-- Goal --
Write out the material exactly. Do not include the pictures.

-- Figure data in JSON --
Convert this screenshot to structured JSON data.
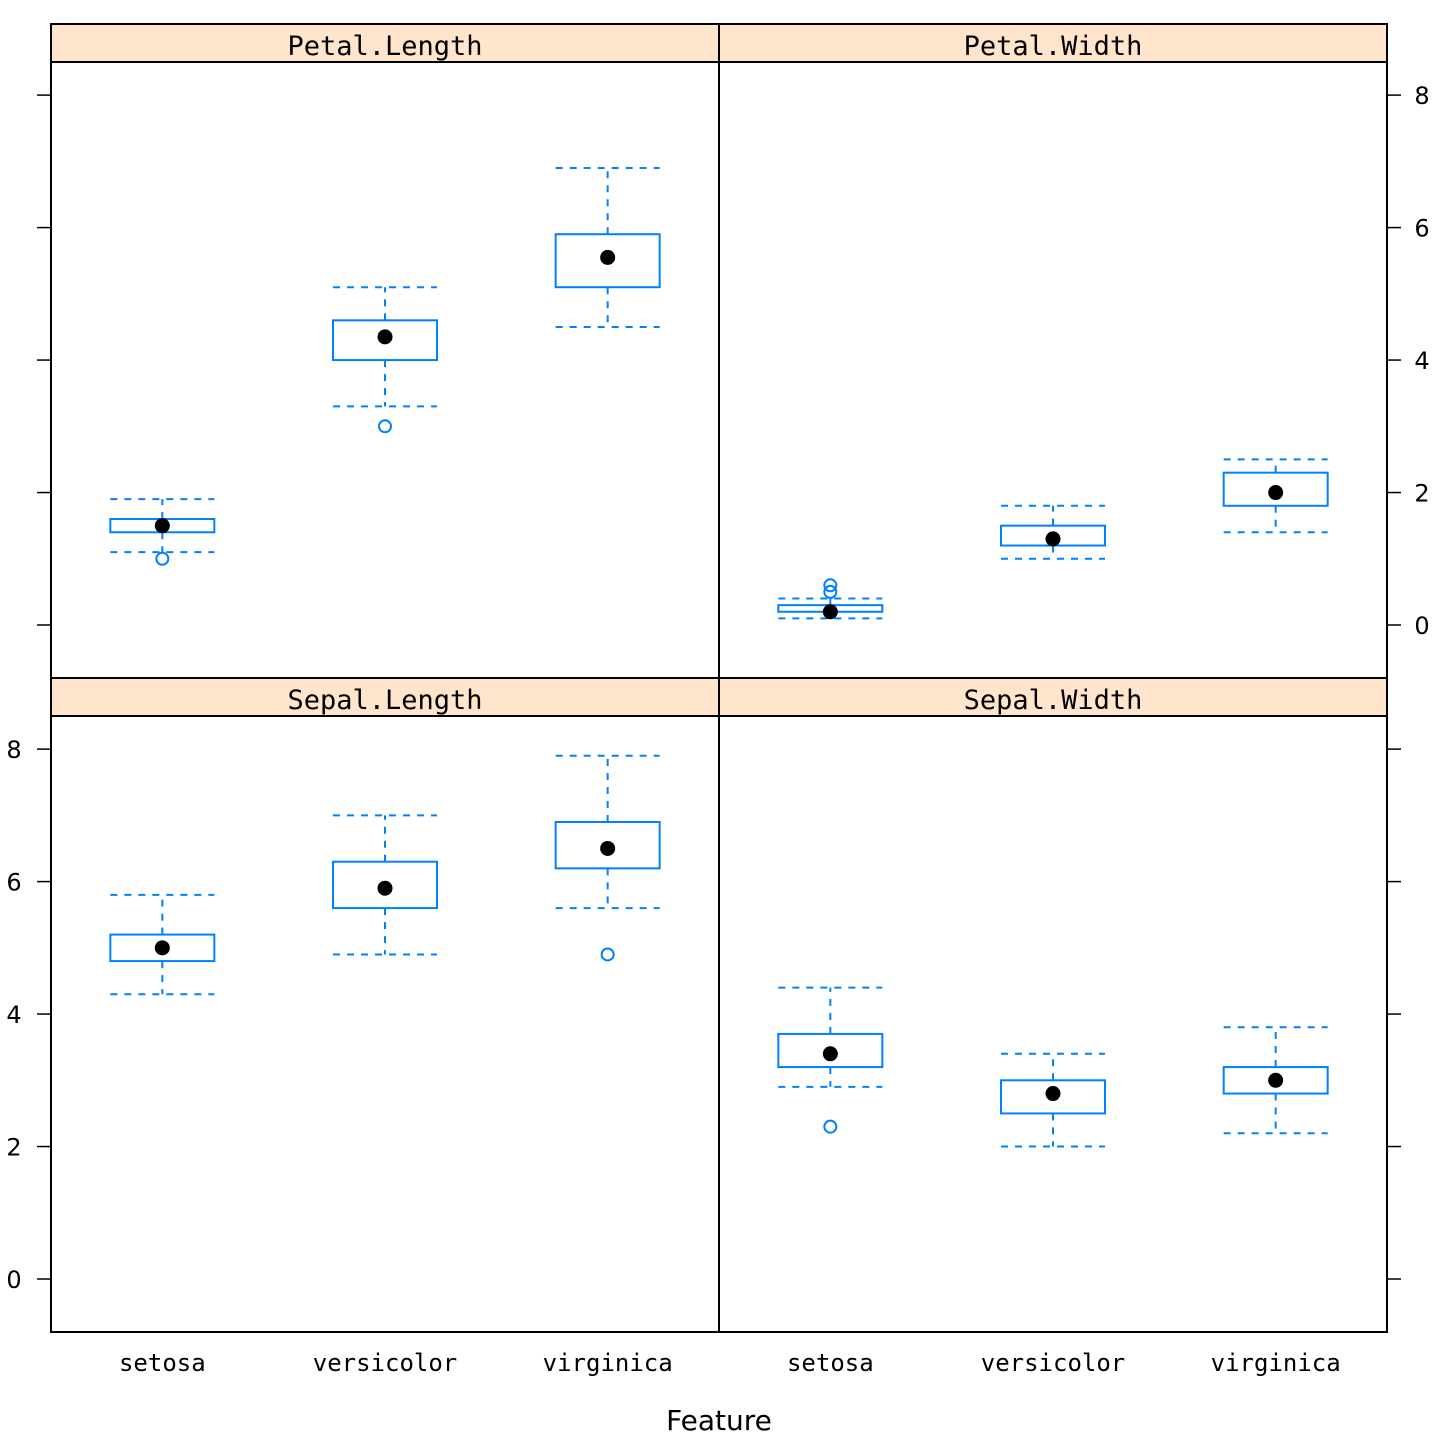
{
  "chart_data": {
    "type": "box",
    "xlabel": "Feature",
    "ylim": [
      -0.8,
      8.5
    ],
    "yticks": [
      0,
      2,
      4,
      6,
      8
    ],
    "categories": [
      "setosa",
      "versicolor",
      "virginica"
    ],
    "panels": [
      {
        "name": "Petal.Length",
        "boxes": [
          {
            "category": "setosa",
            "whisker_low": 1.1,
            "q1": 1.4,
            "median": 1.5,
            "q3": 1.6,
            "whisker_high": 1.9,
            "outliers": [
              1.0
            ]
          },
          {
            "category": "versicolor",
            "whisker_low": 3.3,
            "q1": 4.0,
            "median": 4.35,
            "q3": 4.6,
            "whisker_high": 5.1,
            "outliers": [
              3.0
            ]
          },
          {
            "category": "virginica",
            "whisker_low": 4.5,
            "q1": 5.1,
            "median": 5.55,
            "q3": 5.9,
            "whisker_high": 6.9,
            "outliers": []
          }
        ]
      },
      {
        "name": "Petal.Width",
        "boxes": [
          {
            "category": "setosa",
            "whisker_low": 0.1,
            "q1": 0.2,
            "median": 0.2,
            "q3": 0.3,
            "whisker_high": 0.4,
            "outliers": [
              0.5,
              0.6
            ]
          },
          {
            "category": "versicolor",
            "whisker_low": 1.0,
            "q1": 1.2,
            "median": 1.3,
            "q3": 1.5,
            "whisker_high": 1.8,
            "outliers": []
          },
          {
            "category": "virginica",
            "whisker_low": 1.4,
            "q1": 1.8,
            "median": 2.0,
            "q3": 2.3,
            "whisker_high": 2.5,
            "outliers": []
          }
        ]
      },
      {
        "name": "Sepal.Length",
        "boxes": [
          {
            "category": "setosa",
            "whisker_low": 4.3,
            "q1": 4.8,
            "median": 5.0,
            "q3": 5.2,
            "whisker_high": 5.8,
            "outliers": []
          },
          {
            "category": "versicolor",
            "whisker_low": 4.9,
            "q1": 5.6,
            "median": 5.9,
            "q3": 6.3,
            "whisker_high": 7.0,
            "outliers": []
          },
          {
            "category": "virginica",
            "whisker_low": 5.6,
            "q1": 6.2,
            "median": 6.5,
            "q3": 6.9,
            "whisker_high": 7.9,
            "outliers": [
              4.9
            ]
          }
        ]
      },
      {
        "name": "Sepal.Width",
        "boxes": [
          {
            "category": "setosa",
            "whisker_low": 2.9,
            "q1": 3.2,
            "median": 3.4,
            "q3": 3.7,
            "whisker_high": 4.4,
            "outliers": [
              2.3
            ]
          },
          {
            "category": "versicolor",
            "whisker_low": 2.0,
            "q1": 2.5,
            "median": 2.8,
            "q3": 3.0,
            "whisker_high": 3.4,
            "outliers": []
          },
          {
            "category": "virginica",
            "whisker_low": 2.2,
            "q1": 2.8,
            "median": 3.0,
            "q3": 3.2,
            "whisker_high": 3.8,
            "outliers": []
          }
        ]
      }
    ],
    "colors": {
      "box": "#0080ff",
      "strip": "#ffe5cc",
      "median": "#000000"
    }
  }
}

-- Exercise answer --
Convert this screenshot to structured JSON data.
{
  "chart_data": {
    "type": "box",
    "xlabel": "Feature",
    "ylim": [
      -0.8,
      8.5
    ],
    "yticks": [
      0,
      2,
      4,
      6,
      8
    ],
    "categories": [
      "setosa",
      "versicolor",
      "virginica"
    ],
    "panels": [
      {
        "name": "Petal.Length",
        "boxes": [
          {
            "category": "setosa",
            "whisker_low": 1.1,
            "q1": 1.4,
            "median": 1.5,
            "q3": 1.6,
            "whisker_high": 1.9,
            "outliers": [
              1.0
            ]
          },
          {
            "category": "versicolor",
            "whisker_low": 3.3,
            "q1": 4.0,
            "median": 4.35,
            "q3": 4.6,
            "whisker_high": 5.1,
            "outliers": [
              3.0
            ]
          },
          {
            "category": "virginica",
            "whisker_low": 4.5,
            "q1": 5.1,
            "median": 5.55,
            "q3": 5.9,
            "whisker_high": 6.9,
            "outliers": []
          }
        ]
      },
      {
        "name": "Petal.Width",
        "boxes": [
          {
            "category": "setosa",
            "whisker_low": 0.1,
            "q1": 0.2,
            "median": 0.2,
            "q3": 0.3,
            "whisker_high": 0.4,
            "outliers": [
              0.5,
              0.6
            ]
          },
          {
            "category": "versicolor",
            "whisker_low": 1.0,
            "q1": 1.2,
            "median": 1.3,
            "q3": 1.5,
            "whisker_high": 1.8,
            "outliers": []
          },
          {
            "category": "virginica",
            "whisker_low": 1.4,
            "q1": 1.8,
            "median": 2.0,
            "q3": 2.3,
            "whisker_high": 2.5,
            "outliers": []
          }
        ]
      },
      {
        "name": "Sepal.Length",
        "boxes": [
          {
            "category": "setosa",
            "whisker_low": 4.3,
            "q1": 4.8,
            "median": 5.0,
            "q3": 5.2,
            "whisker_high": 5.8,
            "outliers": []
          },
          {
            "category": "versicolor",
            "whisker_low": 4.9,
            "q1": 5.6,
            "median": 5.9,
            "q3": 6.3,
            "whisker_high": 7.0,
            "outliers": []
          },
          {
            "category": "virginica",
            "whisker_low": 5.6,
            "q1": 6.2,
            "median": 6.5,
            "q3": 6.9,
            "whisker_high": 7.9,
            "outliers": [
              4.9
            ]
          }
        ]
      },
      {
        "name": "Sepal.Width",
        "boxes": [
          {
            "category": "setosa",
            "whisker_low": 2.9,
            "q1": 3.2,
            "median": 3.4,
            "q3": 3.7,
            "whisker_high": 4.4,
            "outliers": [
              2.3
            ]
          },
          {
            "category": "versicolor",
            "whisker_low": 2.0,
            "q1": 2.5,
            "median": 2.8,
            "q3": 3.0,
            "whisker_high": 3.4,
            "outliers": []
          },
          {
            "category": "virginica",
            "whisker_low": 2.2,
            "q1": 2.8,
            "median": 3.0,
            "q3": 3.2,
            "whisker_high": 3.8,
            "outliers": []
          }
        ]
      }
    ],
    "colors": {
      "box": "#0080ff",
      "strip": "#ffe5cc",
      "median": "#000000"
    }
  }
}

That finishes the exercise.